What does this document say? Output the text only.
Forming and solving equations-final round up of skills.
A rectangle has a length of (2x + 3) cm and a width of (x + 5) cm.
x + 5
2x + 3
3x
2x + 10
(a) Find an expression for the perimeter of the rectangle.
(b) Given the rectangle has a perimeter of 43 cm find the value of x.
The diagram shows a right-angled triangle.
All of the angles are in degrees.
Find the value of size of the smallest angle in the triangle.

··········

**Task prompt:**
Reproduce each entry from the records above, character for character.

**Exercise response:**
What does this document say? Output the text only.
Forming and solving equations-final round up of skills.
A rectangle has a length of (2x + 3) cm and a width of (x + 5) cm.
x + 5
2x + 3
3x
2x + 10
(a) Find an expression for the perimeter of the rectangle.
(b) Given the rectangle has a perimeter of 43 cm find the value of x.
The diagram shows a right-angled triangle.
All of the angles are in degrees.
Find the value of size of the smallest angle in the triangle.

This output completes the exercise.